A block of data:
########################################

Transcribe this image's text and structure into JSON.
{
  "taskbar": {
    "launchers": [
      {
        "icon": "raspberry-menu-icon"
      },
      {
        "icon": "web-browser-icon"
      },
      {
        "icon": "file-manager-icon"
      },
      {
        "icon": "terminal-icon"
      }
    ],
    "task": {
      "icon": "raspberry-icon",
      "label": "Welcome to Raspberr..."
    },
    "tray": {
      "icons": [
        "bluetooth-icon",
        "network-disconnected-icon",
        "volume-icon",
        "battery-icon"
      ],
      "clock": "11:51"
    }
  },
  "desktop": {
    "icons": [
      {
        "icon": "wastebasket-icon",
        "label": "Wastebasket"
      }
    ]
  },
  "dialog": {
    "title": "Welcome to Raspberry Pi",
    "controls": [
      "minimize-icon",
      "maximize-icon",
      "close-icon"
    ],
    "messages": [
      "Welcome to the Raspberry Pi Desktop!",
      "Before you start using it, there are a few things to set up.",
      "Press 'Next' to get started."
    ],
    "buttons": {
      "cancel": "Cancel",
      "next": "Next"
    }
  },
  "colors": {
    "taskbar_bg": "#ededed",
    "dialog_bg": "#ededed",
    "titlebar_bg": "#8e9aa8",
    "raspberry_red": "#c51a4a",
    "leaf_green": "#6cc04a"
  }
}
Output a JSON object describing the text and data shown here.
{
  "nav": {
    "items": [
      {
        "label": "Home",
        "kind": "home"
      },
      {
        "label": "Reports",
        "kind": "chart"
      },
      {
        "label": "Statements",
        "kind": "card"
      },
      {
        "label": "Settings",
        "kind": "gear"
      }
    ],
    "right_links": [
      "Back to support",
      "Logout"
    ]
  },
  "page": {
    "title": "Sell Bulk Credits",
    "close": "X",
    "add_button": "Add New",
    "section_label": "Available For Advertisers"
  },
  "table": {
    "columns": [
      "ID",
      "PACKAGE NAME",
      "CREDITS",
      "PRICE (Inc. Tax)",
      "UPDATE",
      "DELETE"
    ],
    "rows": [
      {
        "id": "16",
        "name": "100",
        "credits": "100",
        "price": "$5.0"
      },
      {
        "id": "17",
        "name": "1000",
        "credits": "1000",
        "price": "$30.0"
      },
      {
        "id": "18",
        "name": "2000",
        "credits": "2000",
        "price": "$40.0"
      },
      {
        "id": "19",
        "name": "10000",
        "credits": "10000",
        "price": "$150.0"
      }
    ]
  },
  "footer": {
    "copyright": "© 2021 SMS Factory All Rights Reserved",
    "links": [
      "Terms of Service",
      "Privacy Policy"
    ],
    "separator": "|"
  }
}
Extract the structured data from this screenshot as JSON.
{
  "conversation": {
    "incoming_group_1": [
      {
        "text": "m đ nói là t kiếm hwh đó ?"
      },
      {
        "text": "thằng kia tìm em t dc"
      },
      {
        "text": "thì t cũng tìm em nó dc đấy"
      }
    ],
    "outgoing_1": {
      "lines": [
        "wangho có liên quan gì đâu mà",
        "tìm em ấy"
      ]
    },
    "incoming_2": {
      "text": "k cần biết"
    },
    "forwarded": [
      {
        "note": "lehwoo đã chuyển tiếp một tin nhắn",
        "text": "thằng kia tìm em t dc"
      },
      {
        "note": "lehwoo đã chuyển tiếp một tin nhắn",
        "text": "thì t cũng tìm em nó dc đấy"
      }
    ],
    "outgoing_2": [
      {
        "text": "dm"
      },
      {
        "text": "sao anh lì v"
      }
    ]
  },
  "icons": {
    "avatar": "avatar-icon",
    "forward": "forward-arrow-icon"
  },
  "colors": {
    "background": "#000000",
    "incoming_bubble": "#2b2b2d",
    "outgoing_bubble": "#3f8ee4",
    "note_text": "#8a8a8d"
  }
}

########################################

### WHAT YOU ARE ASKED TO DO
Every line of the records that includes the word "Welcome" should be gathered.

### WRITTEN SOLUTION
      "label": "Welcome to Raspberr..."
    "title": "Welcome to Raspberry Pi",
      "Welcome to the Raspberry Pi Desktop!",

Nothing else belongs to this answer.